TASK OBJECTIVE. Using the listing below, give the number of lines where "generated" appears, and nothing else.

──────────

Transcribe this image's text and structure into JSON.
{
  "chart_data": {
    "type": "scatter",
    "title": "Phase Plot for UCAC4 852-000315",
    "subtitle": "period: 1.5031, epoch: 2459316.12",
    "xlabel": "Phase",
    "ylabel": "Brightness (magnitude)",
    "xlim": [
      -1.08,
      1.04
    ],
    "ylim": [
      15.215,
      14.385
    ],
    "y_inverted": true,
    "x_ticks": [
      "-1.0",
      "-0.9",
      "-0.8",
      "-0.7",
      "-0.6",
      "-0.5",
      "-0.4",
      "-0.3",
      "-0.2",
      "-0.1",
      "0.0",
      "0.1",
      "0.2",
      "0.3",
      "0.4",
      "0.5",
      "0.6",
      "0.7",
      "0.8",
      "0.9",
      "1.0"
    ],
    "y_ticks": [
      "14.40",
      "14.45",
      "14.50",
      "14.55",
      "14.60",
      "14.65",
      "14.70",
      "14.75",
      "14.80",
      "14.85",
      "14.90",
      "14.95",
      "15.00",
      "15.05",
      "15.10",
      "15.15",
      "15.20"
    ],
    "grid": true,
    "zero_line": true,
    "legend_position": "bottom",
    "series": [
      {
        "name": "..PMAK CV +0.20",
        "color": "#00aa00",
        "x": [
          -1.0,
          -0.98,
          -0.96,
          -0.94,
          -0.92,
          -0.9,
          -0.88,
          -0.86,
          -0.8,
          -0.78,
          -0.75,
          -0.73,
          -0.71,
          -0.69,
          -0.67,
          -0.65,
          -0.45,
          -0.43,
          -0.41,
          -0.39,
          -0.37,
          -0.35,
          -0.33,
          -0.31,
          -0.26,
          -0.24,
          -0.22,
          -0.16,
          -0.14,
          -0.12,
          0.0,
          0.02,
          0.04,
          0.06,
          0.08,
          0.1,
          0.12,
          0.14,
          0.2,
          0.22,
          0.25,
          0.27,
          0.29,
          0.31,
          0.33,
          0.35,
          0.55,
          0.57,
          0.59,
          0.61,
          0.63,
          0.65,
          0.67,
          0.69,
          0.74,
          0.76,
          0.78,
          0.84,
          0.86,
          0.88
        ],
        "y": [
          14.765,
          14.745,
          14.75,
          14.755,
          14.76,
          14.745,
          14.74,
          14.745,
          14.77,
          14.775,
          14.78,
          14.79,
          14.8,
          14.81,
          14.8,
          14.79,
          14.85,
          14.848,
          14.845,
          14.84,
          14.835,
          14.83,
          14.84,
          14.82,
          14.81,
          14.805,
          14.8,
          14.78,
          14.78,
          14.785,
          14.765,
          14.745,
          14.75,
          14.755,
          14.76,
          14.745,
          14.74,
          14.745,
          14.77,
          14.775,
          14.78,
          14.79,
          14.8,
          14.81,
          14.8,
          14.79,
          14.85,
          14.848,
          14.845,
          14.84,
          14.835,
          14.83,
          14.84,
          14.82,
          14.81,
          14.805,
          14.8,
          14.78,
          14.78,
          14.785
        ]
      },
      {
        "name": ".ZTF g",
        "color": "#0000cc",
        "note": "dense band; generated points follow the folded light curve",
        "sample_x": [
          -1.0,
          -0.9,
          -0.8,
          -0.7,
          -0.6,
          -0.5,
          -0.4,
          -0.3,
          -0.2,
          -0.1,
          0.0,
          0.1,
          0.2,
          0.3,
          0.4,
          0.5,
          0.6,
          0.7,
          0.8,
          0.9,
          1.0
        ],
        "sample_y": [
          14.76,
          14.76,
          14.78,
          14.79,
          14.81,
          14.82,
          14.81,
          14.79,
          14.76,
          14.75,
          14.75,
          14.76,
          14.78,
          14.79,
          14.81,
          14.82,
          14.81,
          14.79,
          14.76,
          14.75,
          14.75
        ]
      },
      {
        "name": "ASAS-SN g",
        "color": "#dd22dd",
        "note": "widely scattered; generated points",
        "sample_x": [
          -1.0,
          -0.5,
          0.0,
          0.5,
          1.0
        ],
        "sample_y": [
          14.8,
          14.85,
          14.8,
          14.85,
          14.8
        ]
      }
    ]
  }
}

──────────

RESPONSE. 2